The input:
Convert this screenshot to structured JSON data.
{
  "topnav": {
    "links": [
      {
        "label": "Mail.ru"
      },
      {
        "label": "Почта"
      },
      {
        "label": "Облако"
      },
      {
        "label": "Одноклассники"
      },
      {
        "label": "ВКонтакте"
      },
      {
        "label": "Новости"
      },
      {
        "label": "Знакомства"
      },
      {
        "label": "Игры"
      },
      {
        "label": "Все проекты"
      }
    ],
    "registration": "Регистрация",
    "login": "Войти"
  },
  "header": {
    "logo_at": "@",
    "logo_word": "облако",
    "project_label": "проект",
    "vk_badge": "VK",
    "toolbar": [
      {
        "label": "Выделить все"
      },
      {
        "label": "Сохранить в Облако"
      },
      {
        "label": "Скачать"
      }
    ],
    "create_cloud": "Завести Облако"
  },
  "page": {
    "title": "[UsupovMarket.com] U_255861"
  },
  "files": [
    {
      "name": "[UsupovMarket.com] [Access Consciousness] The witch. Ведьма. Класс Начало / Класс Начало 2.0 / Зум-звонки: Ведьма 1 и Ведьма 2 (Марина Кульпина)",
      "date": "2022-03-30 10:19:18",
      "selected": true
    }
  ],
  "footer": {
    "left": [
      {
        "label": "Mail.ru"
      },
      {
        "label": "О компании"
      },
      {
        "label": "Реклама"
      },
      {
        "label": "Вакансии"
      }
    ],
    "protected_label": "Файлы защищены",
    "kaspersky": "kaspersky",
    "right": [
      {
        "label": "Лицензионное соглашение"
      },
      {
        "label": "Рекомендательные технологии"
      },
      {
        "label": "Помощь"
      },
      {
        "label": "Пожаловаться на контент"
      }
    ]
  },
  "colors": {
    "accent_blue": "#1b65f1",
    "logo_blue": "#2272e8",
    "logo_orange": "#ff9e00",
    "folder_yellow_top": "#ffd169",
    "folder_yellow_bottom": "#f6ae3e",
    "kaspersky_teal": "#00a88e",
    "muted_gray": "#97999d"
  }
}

Work instructions: Reproduce the entire listing word for word.

Exercise result:
Convert this screenshot to structured JSON data.
{
  "topnav": {
    "links": [
      {
        "label": "Mail.ru"
      },
      {
        "label": "Почта"
      },
      {
        "label": "Облако"
      },
      {
        "label": "Одноклассники"
      },
      {
        "label": "ВКонтакте"
      },
      {
        "label": "Новости"
      },
      {
        "label": "Знакомства"
      },
      {
        "label": "Игры"
      },
      {
        "label": "Все проекты"
      }
    ],
    "registration": "Регистрация",
    "login": "Войти"
  },
  "header": {
    "logo_at": "@",
    "logo_word": "облако",
    "project_label": "проект",
    "vk_badge": "VK",
    "toolbar": [
      {
        "label": "Выделить все"
      },
      {
        "label": "Сохранить в Облако"
      },
      {
        "label": "Скачать"
      }
    ],
    "create_cloud": "Завести Облако"
  },
  "page": {
    "title": "[UsupovMarket.com] U_255861"
  },
  "files": [
    {
      "name": "[UsupovMarket.com] [Access Consciousness] The witch. Ведьма. Класс Начало / Класс Начало 2.0 / Зум-звонки: Ведьма 1 и Ведьма 2 (Марина Кульпина)",
      "date": "2022-03-30 10:19:18",
      "selected": true
    }
  ],
  "footer": {
    "left": [
      {
        "label": "Mail.ru"
      },
      {
        "label": "О компании"
      },
      {
        "label": "Реклама"
      },
      {
        "label": "Вакансии"
      }
    ],
    "protected_label": "Файлы защищены",
    "kaspersky": "kaspersky",
    "right": [
      {
        "label": "Лицензионное соглашение"
      },
      {
        "label": "Рекомендательные технологии"
      },
      {
        "label": "Помощь"
      },
      {
        "label": "Пожаловаться на контент"
      }
    ]
  },
  "colors": {
    "accent_blue": "#1b65f1",
    "logo_blue": "#2272e8",
    "logo_orange": "#ff9e00",
    "folder_yellow_top": "#ffd169",
    "folder_yellow_bottom": "#f6ae3e",
    "kaspersky_teal": "#00a88e",
    "muted_gray": "#97999d"
  }
}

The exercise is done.